=== Texto apresentado ===

Vocação
monástica |
O afastamento do mundo
No
deserto
O primeiro passo de toda vida monástica é o
afastamento do mundo. A necessidade de abandonar
o mundo resulta simplesmente do grande preceito de
amor a Deus. Amar Deus, com efeito, é fazer
a sua vontade, observar seus mandamentos.
Ora, esse
cumprimento da vontade divina exige uma atenção
contínua, um esforço do espírito
e do coração todo inteiros. Como um
operário aplicado ao seu trabalho, o cristão
deve entregar-se exclusivamente à execução
das ordens divinas. Por isso, ele precisa renunciar
não somente a qualquer outra ocupação,
mas também à sociedade daqueles que
não se preocupam em obedecer a Deus. A separação
do mundo é, portanto, uma exigência
do primeiro Mandamento.
O monaquismo, já desde suas origens, refletiu
a tensão entre fé cristã e mundo.
Um exemplo típico dessa tensão, que é mesmo
anterior ao monaquismo, pode ser encontrado no Evangelho
de João, onde continuamente dois conceitos
de mundo se entrecruzam, um positivo (“Deus
amou tanto o mundo que entregou o seu Filho único” – Jo
3,16) e outro negativo (“Não rogo pelo
mundo” – Jo 17,9; “O mundo os odiou,
porque não são do mundo, como eu não
sou do mundo” – Jo 17,14).
Essa tensão
implicou não só uma separação
de caráter interior em relação
ao mundo carnal, pecador, (“fazer-se alheio às
coisas do mundo” – Regra de São
Bento 4,20) mas também uma separação
de caráter físico da sociedade (“...
que todas as coisas necessárias ... e os diversos
ofícios se exerçam dentro do mosteiro,
para que não haja necessidade de os monges
vaguearem fora, porque de nenhum modo convém às
suas almas” – Regra de São Bento
66,6-7).
Diante
de Deus
O monge é alguém que se retira do
mundo para “estar diante do Pai”. Dentro
da Igreja, o monaquismo assumiu uma especificidade
própria, expressa na busca de Deus (“que
haja solicitude em ver se procura verdadeiramente
a Deus” – Regra de São Bento 58,7),
que impele a deixar tudo o que possa distrair da
atenção que a Ele é devida.

=== Dados fornecidos ===

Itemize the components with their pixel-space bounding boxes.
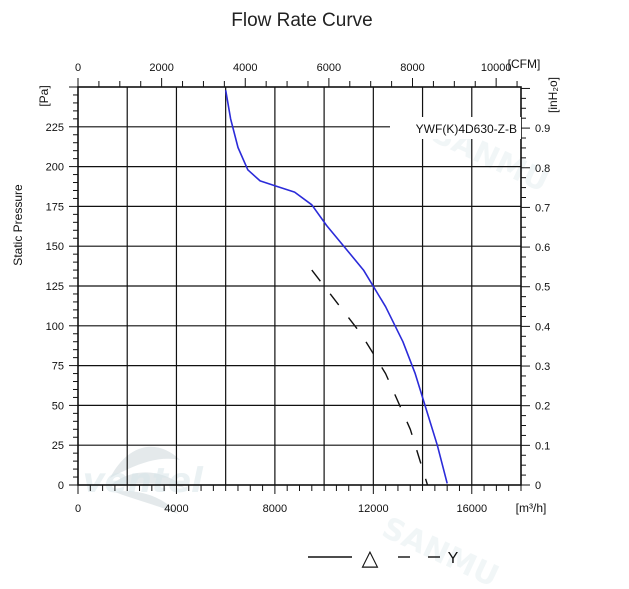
y2-tick-label: 0	[535, 480, 541, 492]
grid-lines	[78, 87, 521, 485]
x-tick-label: 4000	[164, 503, 188, 515]
x2-tick-label: 6000	[317, 62, 341, 74]
y-tick-label: 75	[52, 361, 64, 373]
y2-tick-label: 0.2	[535, 401, 550, 413]
y2-tick-label: 0.3	[535, 361, 550, 373]
y2-tick-labels: 0 0.1 0.2 0.3 0.4 0.5 0.6 0.7 0.8 0.9	[535, 123, 550, 492]
x2-tick-label: 8000	[400, 62, 424, 74]
y2-tick-label: 0.4	[535, 321, 550, 333]
x2-tick-labels: 0 2000 4000 6000 8000 10000	[75, 62, 512, 74]
y-unit-label: [Pa]	[37, 85, 51, 106]
y2-unit-label: [inH₂o]	[546, 77, 560, 113]
y-tick-label: 25	[52, 440, 64, 452]
y2-tick-label: 0.6	[535, 242, 550, 254]
x-tick-labels: 0 4000 8000 12000 16000	[75, 503, 487, 515]
y-tick-label: 225	[46, 122, 64, 134]
x2-unit-label: [CFM]	[508, 57, 541, 71]
y2-tick-label: 0.1	[535, 440, 550, 452]
x2-tick-label: 2000	[149, 62, 173, 74]
y-tick-label: 150	[46, 241, 64, 253]
y2-tick-label: 0.9	[535, 123, 550, 135]
x-tick-label: 12000	[358, 503, 389, 515]
x-tick-label: 8000	[263, 503, 287, 515]
x-unit-label: [m³/h]	[516, 501, 547, 515]
x-tick-label: 16000	[456, 503, 487, 515]
chart-title: Flow Rate Curve	[231, 10, 373, 31]
y-tick-label: 175	[46, 201, 64, 213]
y-tick-label: 50	[52, 400, 64, 412]
y2-tick-label: 0.7	[535, 202, 550, 214]
legend-triangle-symbol: △	[362, 545, 379, 570]
legend: △ Y	[308, 545, 459, 570]
x2-tick-label: 10000	[481, 62, 512, 74]
y-tick-labels: 0 25 50 75 100 125 150 175 200 225	[46, 122, 64, 492]
y-axis-title: Static Pressure	[11, 184, 25, 266]
legend-y-symbol: Y	[448, 550, 459, 567]
y2-tick-label: 0.5	[535, 282, 550, 294]
svg-text:ventel: ventel	[79, 461, 208, 501]
x2-tick-label: 4000	[233, 62, 257, 74]
x-tick-label: 0	[75, 503, 81, 515]
model-label-box: YWF(K)4D630-Z-B	[390, 117, 521, 139]
watermark-logo: ventel SANMU SANMU	[79, 116, 554, 589]
y-tick-label: 200	[46, 162, 64, 174]
y-tick-label: 125	[46, 281, 64, 293]
series-line-solid	[224, 90, 448, 484]
axis-ticks	[69, 78, 530, 494]
series-line-dashed	[311, 269, 429, 486]
y2-tick-label: 0.8	[535, 163, 550, 175]
y-tick-label: 0	[58, 480, 64, 492]
series-lines	[224, 90, 448, 486]
y-tick-label: 100	[46, 321, 64, 333]
plot-frame	[77, 86, 522, 486]
x2-tick-label: 0	[75, 62, 81, 74]
model-label: YWF(K)4D630-Z-B	[416, 122, 517, 136]
svg-text:SANMU: SANMU	[377, 511, 504, 589]
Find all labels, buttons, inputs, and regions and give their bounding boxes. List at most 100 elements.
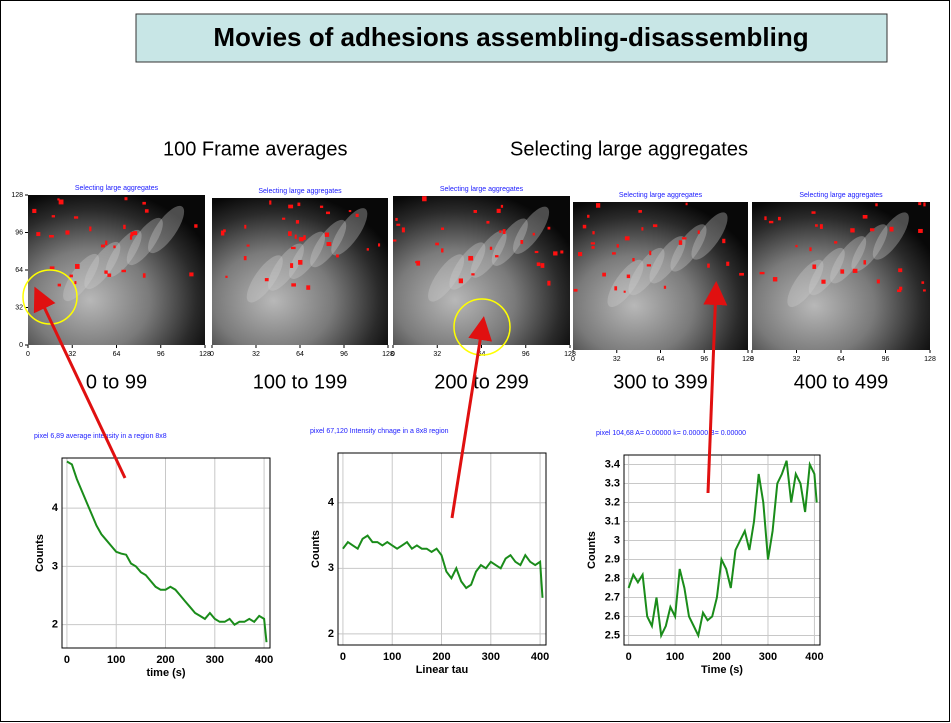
y-tick-label: 32	[15, 304, 23, 311]
red-pixel	[124, 197, 127, 200]
x-tick-label: 0	[64, 654, 70, 666]
red-pixel	[396, 224, 400, 226]
red-pixel	[809, 247, 811, 251]
red-pixel	[189, 272, 193, 276]
red-pixel	[244, 225, 246, 229]
y-tick-label: 64	[15, 267, 23, 274]
red-pixel	[474, 210, 477, 213]
red-pixel	[402, 227, 405, 232]
y-tick-label: 2	[52, 619, 58, 631]
y-tick-label: 3.2	[605, 496, 620, 508]
red-pixel	[918, 202, 921, 205]
red-pixel	[49, 235, 54, 238]
y-tick-label: 3.1	[605, 515, 620, 527]
x-tick-label: 0	[571, 356, 575, 363]
red-pixel	[863, 215, 868, 219]
red-pixel	[541, 263, 545, 268]
red-pixel	[815, 224, 818, 226]
red-pixel	[133, 231, 137, 235]
red-pixel	[130, 235, 132, 240]
red-pixel	[921, 281, 924, 284]
red-pixel	[812, 264, 816, 268]
x-tick-label: 0	[210, 351, 214, 358]
red-pixel	[591, 242, 595, 244]
red-pixel	[244, 256, 247, 260]
y-tick-label: 3.3	[605, 477, 620, 489]
red-pixel	[336, 254, 339, 257]
red-pixel	[769, 221, 773, 223]
x-axis-label: time (s)	[146, 667, 185, 679]
x-tick-label: 96	[522, 351, 530, 358]
slide-title: Movies of adhesions assembling-disassemb…	[213, 22, 808, 52]
red-pixel	[52, 215, 55, 217]
red-pixel	[143, 273, 146, 277]
red-pixel	[295, 235, 297, 239]
subtitle: Selecting large aggregates	[510, 138, 748, 160]
red-pixel	[101, 245, 105, 248]
red-pixel	[850, 228, 854, 232]
y-tick-label: 3	[52, 560, 58, 572]
red-pixel	[50, 266, 55, 269]
red-pixel	[602, 273, 606, 277]
red-pixel	[113, 245, 115, 248]
y-tick-label: 128	[11, 192, 23, 199]
x-tick-label: 400	[805, 651, 823, 663]
red-pixel	[547, 281, 550, 286]
red-pixel	[74, 216, 78, 218]
image-caption: Selecting large aggregates	[75, 185, 159, 192]
red-pixel	[441, 248, 443, 252]
x-axis-label: Linear tau	[416, 664, 469, 676]
red-pixel	[296, 220, 299, 224]
y-axis-label: Counts	[34, 534, 46, 572]
red-pixel	[326, 212, 330, 215]
red-pixel	[627, 275, 630, 279]
red-pixel	[490, 247, 492, 250]
red-pixel	[497, 209, 501, 213]
red-pixel	[726, 262, 729, 266]
red-pixel	[435, 243, 439, 246]
red-pixel	[624, 291, 626, 293]
x-tick-label: 96	[340, 351, 348, 358]
red-pixel	[764, 216, 766, 220]
red-pixel	[282, 218, 285, 220]
image-range: 300 to 399	[613, 371, 708, 393]
red-pixel	[520, 240, 523, 244]
red-pixel	[356, 214, 359, 217]
red-pixel	[553, 251, 557, 255]
red-pixel	[89, 227, 91, 232]
x-tick-label: 128	[924, 356, 936, 363]
y-tick-label: 3	[614, 534, 620, 546]
red-pixel	[686, 203, 688, 206]
red-pixel	[612, 252, 616, 254]
red-pixel	[36, 232, 40, 236]
red-pixel	[875, 203, 877, 206]
red-pixel	[291, 283, 296, 286]
x-tick-label: 300	[759, 651, 777, 663]
red-pixel	[501, 205, 503, 208]
red-pixel	[58, 284, 61, 287]
red-pixel	[298, 260, 302, 265]
red-pixel	[74, 281, 76, 284]
image-range: 200 to 299	[434, 371, 529, 393]
x-tick-label: 32	[793, 356, 801, 363]
slide: Movies of adhesions assembling-disassemb…	[0, 0, 951, 723]
y-tick-label: 2.9	[605, 553, 620, 565]
red-pixel	[625, 236, 630, 240]
x-tick-label: 100	[383, 651, 401, 663]
y-tick-label: 2.8	[605, 572, 620, 584]
red-pixel	[834, 241, 837, 243]
x-tick-label: 32	[433, 351, 441, 358]
x-tick-label: 96	[882, 356, 890, 363]
red-pixel	[247, 245, 250, 247]
red-pixel	[422, 196, 427, 201]
red-pixel	[560, 250, 563, 253]
red-pixel	[299, 237, 304, 241]
image-caption: Selecting large aggregates	[619, 192, 703, 199]
x-tick-label: 64	[837, 356, 845, 363]
red-pixel	[840, 269, 844, 273]
red-pixel	[923, 289, 926, 291]
red-pixel	[647, 264, 651, 266]
x-tick-label: 400	[531, 651, 549, 663]
y-tick-label: 0	[19, 342, 23, 349]
red-pixel	[142, 202, 145, 205]
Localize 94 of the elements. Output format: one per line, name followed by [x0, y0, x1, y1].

===

Seu objetivo: Liste, na ordem em que aparecem, todas as referências bibliográficas indicadas entre parênteses no texto sobre a vocação monástica.

Resposta ao exercício:
- Jo 3,16
- Jo 17,9
- Jo 17,14
- Regra de São Bento 4,20
- Regra de São Bento 66,6-7
- Regra de São Bento 58,7